_Work to do_: Every entry needs to be printed exactly, please.

__________________________________________________

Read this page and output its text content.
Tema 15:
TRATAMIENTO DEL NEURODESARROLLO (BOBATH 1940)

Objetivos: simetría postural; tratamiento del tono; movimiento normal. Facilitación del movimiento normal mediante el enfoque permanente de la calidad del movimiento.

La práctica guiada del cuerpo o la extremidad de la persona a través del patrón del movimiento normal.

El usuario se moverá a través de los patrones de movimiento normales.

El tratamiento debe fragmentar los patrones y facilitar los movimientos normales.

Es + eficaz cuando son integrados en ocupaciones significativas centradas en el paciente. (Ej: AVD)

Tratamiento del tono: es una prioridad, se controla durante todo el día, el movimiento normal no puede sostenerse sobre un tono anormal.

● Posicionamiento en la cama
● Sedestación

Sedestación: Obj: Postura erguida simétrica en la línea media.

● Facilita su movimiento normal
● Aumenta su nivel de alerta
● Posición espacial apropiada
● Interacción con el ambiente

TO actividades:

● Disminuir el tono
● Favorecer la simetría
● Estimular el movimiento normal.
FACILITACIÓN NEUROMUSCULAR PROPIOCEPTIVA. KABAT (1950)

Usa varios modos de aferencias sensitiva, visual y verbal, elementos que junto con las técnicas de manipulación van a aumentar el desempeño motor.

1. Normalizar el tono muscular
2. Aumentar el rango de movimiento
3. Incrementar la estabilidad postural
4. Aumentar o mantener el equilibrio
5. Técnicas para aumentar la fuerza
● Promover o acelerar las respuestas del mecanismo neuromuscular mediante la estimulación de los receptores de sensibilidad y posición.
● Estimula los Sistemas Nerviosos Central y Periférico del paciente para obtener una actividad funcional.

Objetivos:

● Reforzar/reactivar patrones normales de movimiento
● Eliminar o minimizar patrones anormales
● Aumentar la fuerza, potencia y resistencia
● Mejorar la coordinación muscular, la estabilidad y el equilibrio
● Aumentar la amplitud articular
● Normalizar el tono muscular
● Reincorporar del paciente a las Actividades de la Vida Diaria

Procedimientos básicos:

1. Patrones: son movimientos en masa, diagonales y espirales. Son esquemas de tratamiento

__________________________________________________

_Full answer_:
Read this page and output its text content.
Tema 15:
TRATAMIENTO DEL NEURODESARROLLO (BOBATH 1940)

Objetivos: simetría postural; tratamiento del tono; movimiento normal. Facilitación del movimiento normal mediante el enfoque permanente de la calidad del movimiento.

La práctica guiada del cuerpo o la extremidad de la persona a través del patrón del movimiento normal.

El usuario se moverá a través de los patrones de movimiento normales.

El tratamiento debe fragmentar los patrones y facilitar los movimientos normales.

Es + eficaz cuando son integrados en ocupaciones significativas centradas en el paciente. (Ej: AVD)

Tratamiento del tono: es una prioridad, se controla durante todo el día, el movimiento normal no puede sostenerse sobre un tono anormal.

● Posicionamiento en la cama
● Sedestación

Sedestación: Obj: Postura erguida simétrica en la línea media.

● Facilita su movimiento normal
● Aumenta su nivel de alerta
● Posición espacial apropiada
● Interacción con el ambiente

TO actividades:

● Disminuir el tono
● Favorecer la simetría
● Estimular el movimiento normal.
FACILITACIÓN NEUROMUSCULAR PROPIOCEPTIVA. KABAT (1950)

Usa varios modos de aferencias sensitiva, visual y verbal, elementos que junto con las técnicas de manipulación van a aumentar el desempeño motor.

1. Normalizar el tono muscular
2. Aumentar el rango de movimiento
3. Incrementar la estabilidad postural
4. Aumentar o mantener el equilibrio
5. Técnicas para aumentar la fuerza
● Promover o acelerar las respuestas del mecanismo neuromuscular mediante la estimulación de los receptores de sensibilidad y posición.
● Estimula los Sistemas Nerviosos Central y Periférico del paciente para obtener una actividad funcional.

Objetivos:

● Reforzar/reactivar patrones normales de movimiento
● Eliminar o minimizar patrones anormales
● Aumentar la fuerza, potencia y resistencia
● Mejorar la coordinación muscular, la estabilidad y el equilibrio
● Aumentar la amplitud articular
● Normalizar el tono muscular
● Reincorporar del paciente a las Actividades de la Vida Diaria

Procedimientos básicos:

1. Patrones: son movimientos en masa, diagonales y espirales. Son esquemas de tratamiento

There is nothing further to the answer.